● **Task instructions**
Repeat the data that follows, word for word, without the images.

BEGIN Exercise input

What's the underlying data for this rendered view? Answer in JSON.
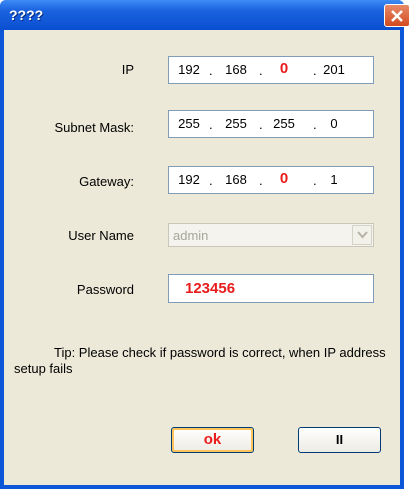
{
  "window": {
    "title": "????"
  },
  "ip": {
    "label": "IP",
    "octets": [
      "192",
      "168",
      "0",
      "201"
    ]
  },
  "subnet": {
    "label": "Subnet Mask:",
    "octets": [
      "255",
      "255",
      "255",
      "0"
    ]
  },
  "gateway": {
    "label": "Gateway:",
    "octets": [
      "192",
      "168",
      "0",
      "1"
    ]
  },
  "user": {
    "label": "User Name",
    "value": "admin"
  },
  "password": {
    "label": "Password",
    "value": "123456"
  },
  "tip": {
    "text": "Tip:  Please check if password is correct, when IP address setup fails"
  },
  "buttons": {
    "ok_label": "ok",
    "cancel_label": "II"
  },
  "colors": {
    "highlight": "#e81c1c",
    "title_bar": "#0a4fd0",
    "dialog_bg": "#ece9d8"
  }
}
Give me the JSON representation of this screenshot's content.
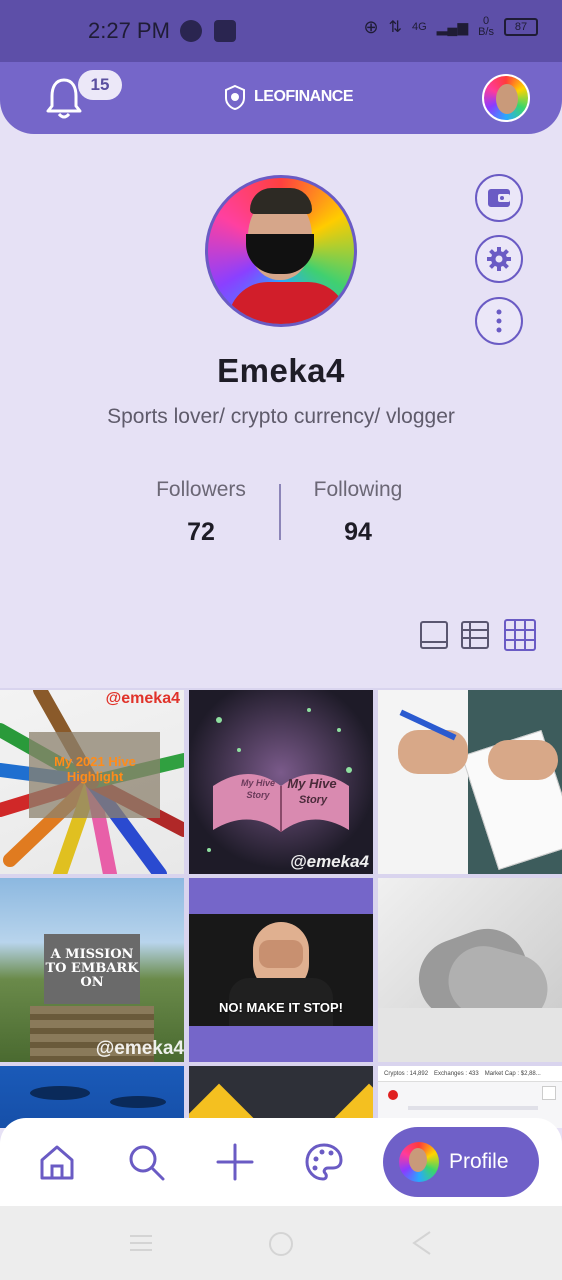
{
  "status_bar": {
    "time": "2:27 PM",
    "network": "4G",
    "data_rate_value": "0",
    "data_rate_unit": "B/s",
    "battery": "87"
  },
  "header": {
    "notification_count": "15",
    "brand": "LEOFINANCE",
    "icons": [
      "bell-icon",
      "leo-logo-icon",
      "avatar"
    ]
  },
  "profile": {
    "username": "Emeka4",
    "bio": "Sports lover/ crypto currency/ vlogger",
    "followers_label": "Followers",
    "followers_count": "72",
    "following_label": "Following",
    "following_count": "94"
  },
  "side_actions": [
    "wallet-icon",
    "settings-icon",
    "more-options-icon"
  ],
  "view_modes": [
    "single-view-icon",
    "list-view-icon",
    "grid-view-icon"
  ],
  "grid_posts": [
    {
      "watermark": "@emeka4",
      "title": "My 2021 Hive Highlight"
    },
    {
      "title_line1": "My Hive",
      "title_line2": "Story",
      "book_text_1": "My Hive",
      "book_text_2": "Story",
      "watermark": "@emeka4"
    },
    {
      "title": ""
    },
    {
      "title": "A MISSION TO EMBARK ON",
      "watermark": "@emeka4"
    },
    {
      "caption": "NO! MAKE IT STOP!"
    },
    {
      "title": ""
    },
    {
      "title": ""
    },
    {
      "title": ""
    },
    {
      "strip_1": "Cryptos : 14,892",
      "strip_2": "Exchanges : 433",
      "strip_3": "Market Cap : $2,88..."
    }
  ],
  "bottom_nav": {
    "items": [
      "home-icon",
      "search-icon",
      "add-icon",
      "palette-icon"
    ],
    "profile_label": "Profile"
  },
  "colors": {
    "accent": "#7566c9",
    "background": "#e6e1f5",
    "text_dark": "#1e1c26"
  }
}
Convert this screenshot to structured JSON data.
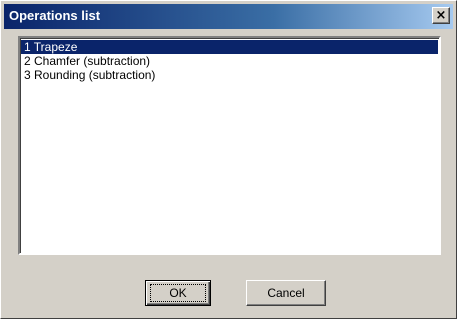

END Exercise input

● **Task output**
What's the underlying data for this rendered view? Answer in JSON.
{
  "window": {
    "title": "????"
  },
  "ip": {
    "label": "IP",
    "octets": [
      "192",
      "168",
      "0",
      "201"
    ]
  },
  "subnet": {
    "label": "Subnet Mask:",
    "octets": [
      "255",
      "255",
      "255",
      "0"
    ]
  },
  "gateway": {
    "label": "Gateway:",
    "octets": [
      "192",
      "168",
      "0",
      "1"
    ]
  },
  "user": {
    "label": "User Name",
    "value": "admin"
  },
  "password": {
    "label": "Password",
    "value": "123456"
  },
  "tip": {
    "text": "Tip:  Please check if password is correct, when IP address setup fails"
  },
  "buttons": {
    "ok_label": "ok",
    "cancel_label": "II"
  },
  "colors": {
    "highlight": "#e81c1c",
    "title_bar": "#0a4fd0",
    "dialog_bg": "#ece9d8"
  }
}
Give me the JSON representation of this screenshot's content.
{
  "status_bar": {
    "time": "2:27 PM",
    "network": "4G",
    "data_rate_value": "0",
    "data_rate_unit": "B/s",
    "battery": "87"
  },
  "header": {
    "notification_count": "15",
    "brand": "LEOFINANCE",
    "icons": [
      "bell-icon",
      "leo-logo-icon",
      "avatar"
    ]
  },
  "profile": {
    "username": "Emeka4",
    "bio": "Sports lover/ crypto currency/ vlogger",
    "followers_label": "Followers",
    "followers_count": "72",
    "following_label": "Following",
    "following_count": "94"
  },
  "side_actions": [
    "wallet-icon",
    "settings-icon",
    "more-options-icon"
  ],
  "view_modes": [
    "single-view-icon",
    "list-view-icon",
    "grid-view-icon"
  ],
  "grid_posts": [
    {
      "watermark": "@emeka4",
      "title": "My 2021 Hive Highlight"
    },
    {
      "title_line1": "My Hive",
      "title_line2": "Story",
      "book_text_1": "My Hive",
      "book_text_2": "Story",
      "watermark": "@emeka4"
    },
    {
      "title": ""
    },
    {
      "title": "A MISSION TO EMBARK ON",
      "watermark": "@emeka4"
    },
    {
      "caption": "NO! MAKE IT STOP!"
    },
    {
      "title": ""
    },
    {
      "title": ""
    },
    {
      "title": ""
    },
    {
      "strip_1": "Cryptos : 14,892",
      "strip_2": "Exchanges : 433",
      "strip_3": "Market Cap : $2,88..."
    }
  ],
  "bottom_nav": {
    "items": [
      "home-icon",
      "search-icon",
      "add-icon",
      "palette-icon"
    ],
    "profile_label": "Profile"
  },
  "colors": {
    "accent": "#7566c9",
    "background": "#e6e1f5",
    "text_dark": "#1e1c26"
  }
}
Convert this screenshot to structured JSON data.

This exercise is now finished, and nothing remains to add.